→ **TASK REQUIREMENTS**
In the piece on musical taste, substitute "whiskey" for "beer" and give the passage again, starting with "Musically I am" and going on through "layers were formed.".

Musically I am myopic.  No eclectic across the gamut stuff for me.  I don't like opera (unless it's Meat Loaf type opera), Country is OK (just OK), not prone to dance or disco.   You can have your rap and Southern rock is just too damn foot-stomping' for me.   Give me bluesy rock with melodies that rip your heart out.   Some people like to get expressive with their music.  This usually takes the form of bodily gyrations, twisting, flailing limbs and doing a groove thang that lets the inner Lynyrd Skynyrd out.   For me, however, music is terribly personal.  I'd rather be alone, with my 8th beer, wallowing in my life's mistakes,  attempting to reach the inner onion before the layers were formed.

This is not shit-kickin' stuff.  It is deep, melancholy, mostly slow.  It reflects my nature.  Music, like movies and art, should strike a chord, and with me that chord isn't found on a dance floor, rollicking with your partner or karaoke bar.  For me it's found on a lonesome highway, music turned way up, screaming occasional lyrics between tears thinking about the past, thinking about what could have been, thinking... One more thing.  My old neighbor used to say that lyrics were more important than the melody.  It may be for him, but for me its the musical notes, and how they jam together to reach inside and move you. and make you cry.

→ **RECORDED INFORMATION**
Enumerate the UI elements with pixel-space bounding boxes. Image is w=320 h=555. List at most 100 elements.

...

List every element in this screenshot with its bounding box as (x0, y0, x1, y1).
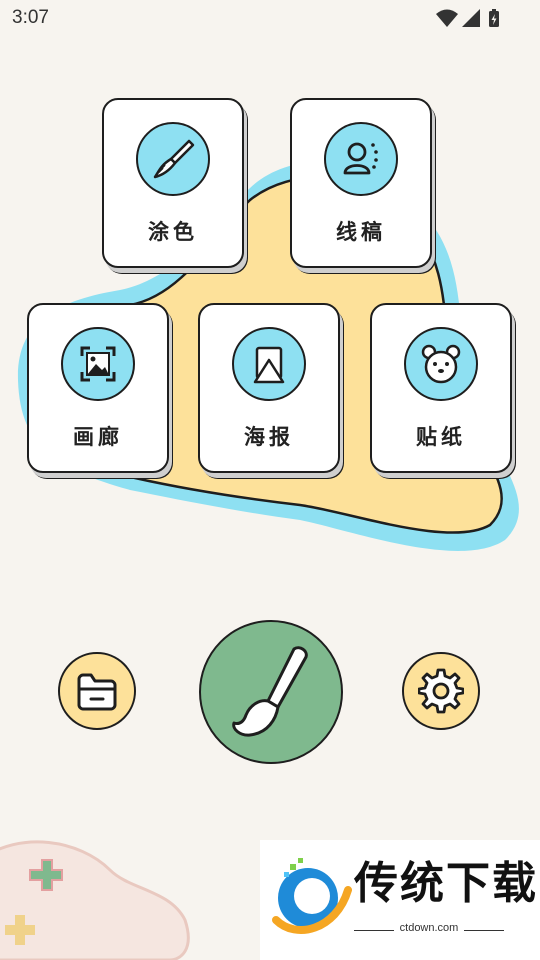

→ **ANSWER BELOW**
Musically I am myopic.  No eclectic across the gamut stuff for me.  I don't like opera (unless it's Meat Loaf type opera), Country is OK (just OK), not prone to dance or disco.   You can have your rap and Southern rock is just too damn foot-stomping' for me.   Give me bluesy rock with melodies that rip your heart out.   Some people like to get expressive with their music.  This usually takes the form of bodily gyrations, twisting, flailing limbs and doing a groove thang that lets the inner Lynyrd Skynyrd out.   For me, however, music is terribly personal.  I'd rather be alone, with my 8th whiskey, wallowing in my life's mistakes,  attempting to reach the inner onion before the layers were formed.